• Extracts from a graphics dataset:

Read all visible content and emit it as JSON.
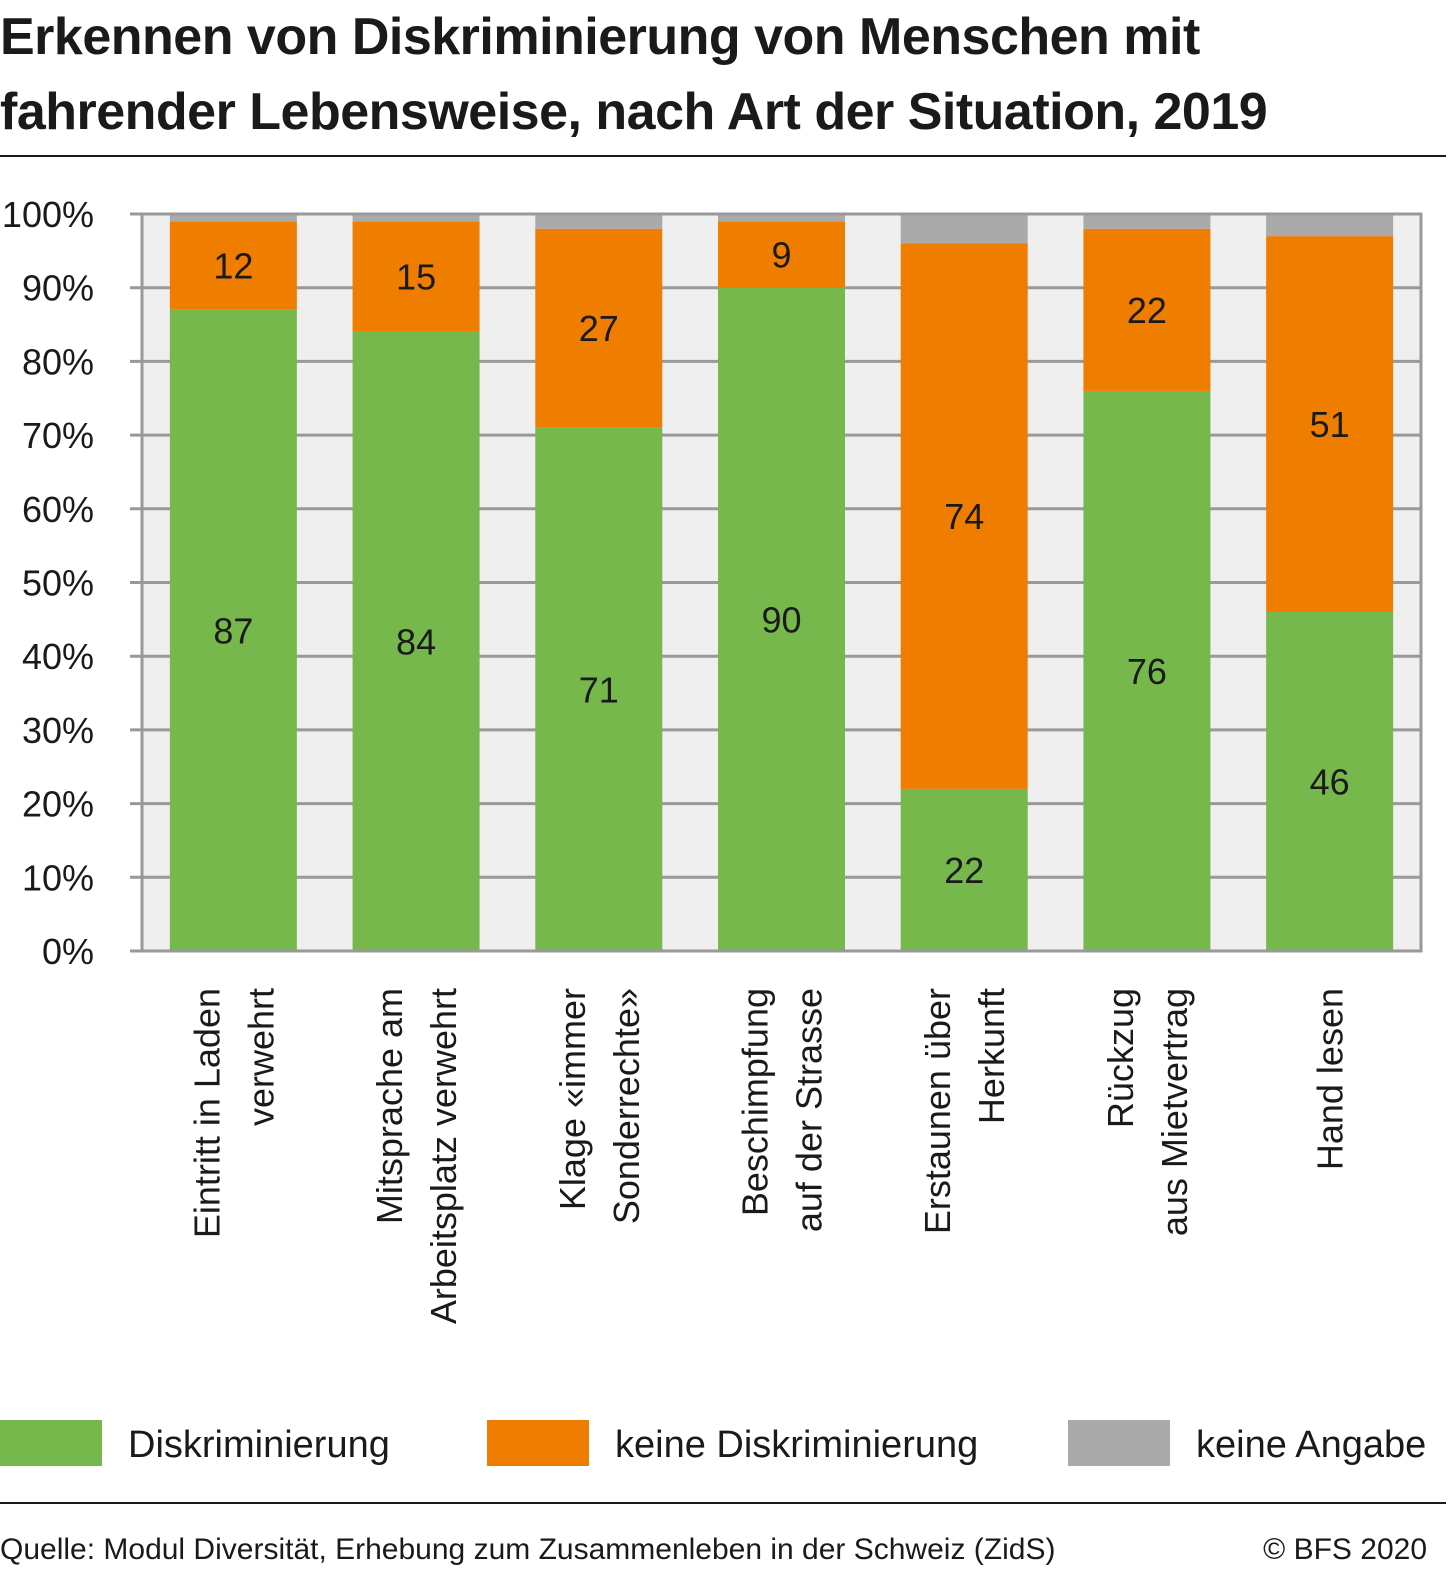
{
  "title_lines": [
    "Erkennen von Diskriminierung von Menschen mit",
    "fahrender Lebensweise, nach Art der Situation, 2019"
  ],
  "chart_data": {
    "type": "bar",
    "stacked": true,
    "categories": [
      [
        "Eintritt in Laden",
        "verwehrt"
      ],
      [
        "Mitsprache am",
        "Arbeitsplatz verwehrt"
      ],
      [
        "Klage «immer",
        "Sonderrechte»"
      ],
      [
        "Beschimpfung",
        "auf der Strasse"
      ],
      [
        "Erstaunen über",
        "Herkunft"
      ],
      [
        "Rückzug",
        "aus Mietvertrag"
      ],
      [
        "Hand lesen"
      ]
    ],
    "series": [
      {
        "name": "Diskriminierung",
        "color": "#77b84c",
        "values": [
          87,
          84,
          71,
          90,
          22,
          76,
          46
        ]
      },
      {
        "name": "keine Diskriminierung",
        "color": "#ef7d00",
        "values": [
          12,
          15,
          27,
          9,
          74,
          22,
          51
        ]
      },
      {
        "name": "keine Angabe",
        "color": "#aaaaaa",
        "values": [
          1,
          1,
          2,
          1,
          4,
          2,
          3
        ]
      }
    ],
    "labeled_series": [
      0,
      1
    ],
    "y_ticks": [
      "0%",
      "10%",
      "20%",
      "30%",
      "40%",
      "50%",
      "60%",
      "70%",
      "80%",
      "90%",
      "100%"
    ],
    "ylim": [
      0,
      100
    ],
    "grid": true,
    "legend_position": "bottom",
    "plot_background": "#efefef",
    "gridline_color": "#999999"
  },
  "source": "Quelle: Modul Diversität, Erhebung zum Zusammenleben in der Schweiz (ZidS)",
  "copyright": "© BFS 2020"
}
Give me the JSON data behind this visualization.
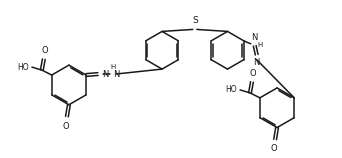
{
  "bg": "#ffffff",
  "lc": "#1a1a1a",
  "lw": 1.1,
  "fs": 6.0,
  "dpi": 100,
  "fw": 3.42,
  "fh": 1.58,
  "xlim": [
    0,
    342
  ],
  "ylim": [
    0,
    158
  ]
}
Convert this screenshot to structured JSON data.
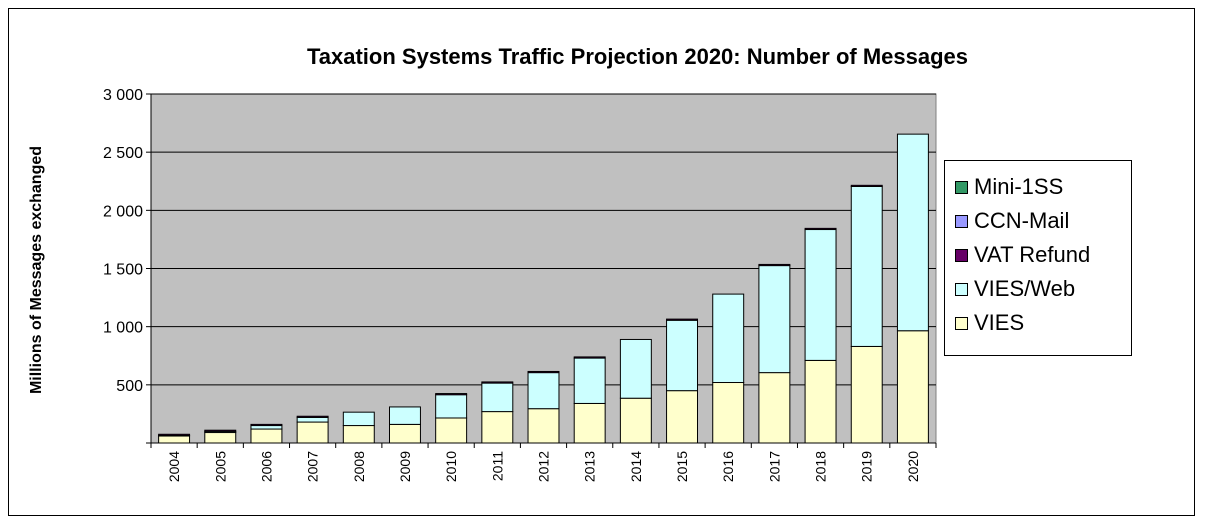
{
  "chart_data": {
    "type": "bar",
    "stacked": true,
    "title": "Taxation Systems Traffic Projection 2020: Number of Messages",
    "xlabel": "",
    "ylabel": "Millions of Messages exchanged",
    "ylim": [
      0,
      3000
    ],
    "yticks": [
      0,
      500,
      1000,
      1500,
      2000,
      2500,
      3000
    ],
    "ytick_labels": [
      "",
      "500",
      "1 000",
      "1 500",
      "2 000",
      "2 500",
      "3 000"
    ],
    "grid": true,
    "legend_position": "right",
    "categories": [
      "2004",
      "2005",
      "2006",
      "2007",
      "2008",
      "2009",
      "2010",
      "2011",
      "2012",
      "2013",
      "2014",
      "2015",
      "2016",
      "2017",
      "2018",
      "2019",
      "2020"
    ],
    "series": [
      {
        "name": "VIES",
        "color": "#FFFFCC",
        "values": [
          60,
          90,
          120,
          180,
          150,
          160,
          215,
          270,
          295,
          340,
          385,
          450,
          520,
          605,
          710,
          830,
          965
        ]
      },
      {
        "name": "VIES/Web",
        "color": "#CCFFFF",
        "values": [
          5,
          10,
          30,
          40,
          115,
          150,
          200,
          245,
          310,
          390,
          505,
          605,
          760,
          920,
          1125,
          1375,
          1690
        ]
      },
      {
        "name": "VAT Refund",
        "color": "#660066",
        "values": [
          10,
          10,
          10,
          10,
          0,
          0,
          10,
          10,
          10,
          10,
          0,
          10,
          0,
          10,
          10,
          10,
          0
        ]
      },
      {
        "name": "CCN-Mail",
        "color": "#9999FF",
        "values": [
          0,
          0,
          0,
          0,
          0,
          0,
          0,
          0,
          0,
          0,
          0,
          0,
          0,
          0,
          0,
          0,
          0
        ]
      },
      {
        "name": "Mini-1SS",
        "color": "#339966",
        "values": [
          0,
          0,
          0,
          0,
          0,
          0,
          0,
          0,
          0,
          0,
          0,
          0,
          0,
          0,
          0,
          0,
          0
        ]
      }
    ],
    "legend_order": [
      "Mini-1SS",
      "CCN-Mail",
      "VAT Refund",
      "VIES/Web",
      "VIES"
    ],
    "plot_background": "#C0C0C0"
  }
}
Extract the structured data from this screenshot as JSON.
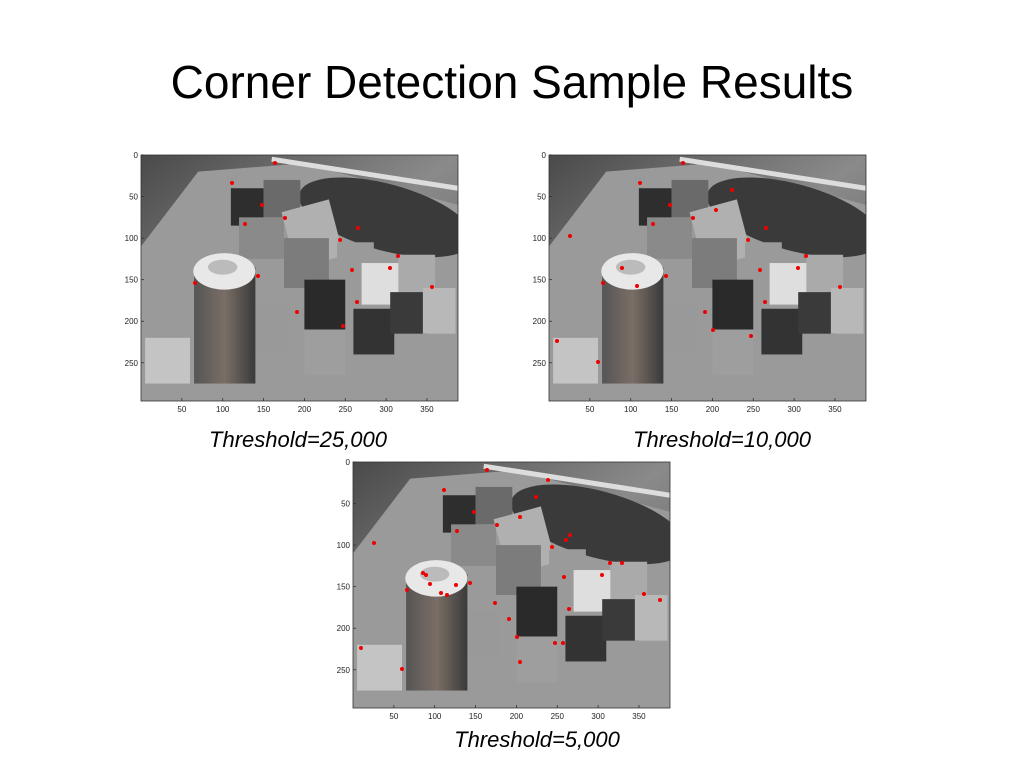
{
  "title": "Corner Detection Sample Results",
  "axes": {
    "xlim": [
      0,
      388
    ],
    "ylim": [
      0,
      296
    ],
    "xticks": [
      50,
      100,
      150,
      200,
      250,
      300,
      350
    ],
    "yticks": [
      0,
      50,
      100,
      150,
      200,
      250
    ]
  },
  "panels": [
    {
      "caption": "Threshold=25,000"
    },
    {
      "caption": "Threshold=10,000"
    },
    {
      "caption": "Threshold=5,000"
    }
  ]
}
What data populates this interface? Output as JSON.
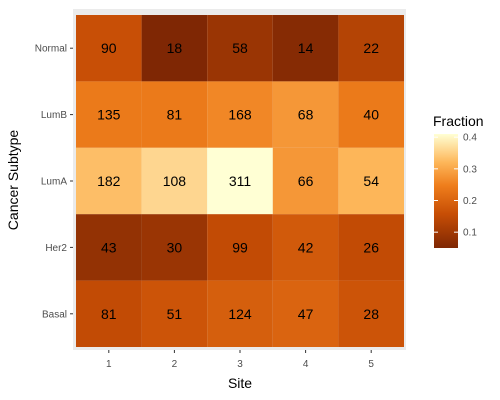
{
  "chart_data": {
    "type": "heatmap",
    "xlabel": "Site",
    "ylabel": "Cancer Subtype",
    "x_categories": [
      "1",
      "2",
      "3",
      "4",
      "5"
    ],
    "y_categories": [
      "Normal",
      "LumB",
      "LumA",
      "Her2",
      "Basal"
    ],
    "counts": [
      [
        90,
        18,
        58,
        14,
        22
      ],
      [
        135,
        81,
        168,
        68,
        40
      ],
      [
        182,
        108,
        311,
        66,
        54
      ],
      [
        43,
        30,
        99,
        42,
        26
      ],
      [
        81,
        51,
        124,
        47,
        28
      ]
    ],
    "fill_values": [
      [
        0.16,
        0.05,
        0.09,
        0.06,
        0.13
      ],
      [
        0.24,
        0.24,
        0.26,
        0.28,
        0.24
      ],
      [
        0.33,
        0.36,
        0.41,
        0.28,
        0.32
      ],
      [
        0.08,
        0.09,
        0.15,
        0.18,
        0.15
      ],
      [
        0.15,
        0.17,
        0.19,
        0.2,
        0.17
      ]
    ],
    "legend": {
      "title": "Fraction",
      "ticks": [
        "0.1",
        "0.2",
        "0.3",
        "0.4"
      ],
      "tick_values": [
        0.1,
        0.2,
        0.3,
        0.4
      ],
      "range": [
        0.05,
        0.41
      ],
      "placement": "right"
    },
    "colors": {
      "low": "#7f2704",
      "mid_low": "#c74e05",
      "mid": "#ef7e1c",
      "mid_high": "#fdb659",
      "high": "#ffffd4",
      "panel_background": "#ebebeb"
    }
  }
}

• Do this: Write out each line of the data that holds the string "VIES".

• Right answer:
        "name": "VIES",
        "name": "VIES/Web",
      "VIES/Web",
      "VIES"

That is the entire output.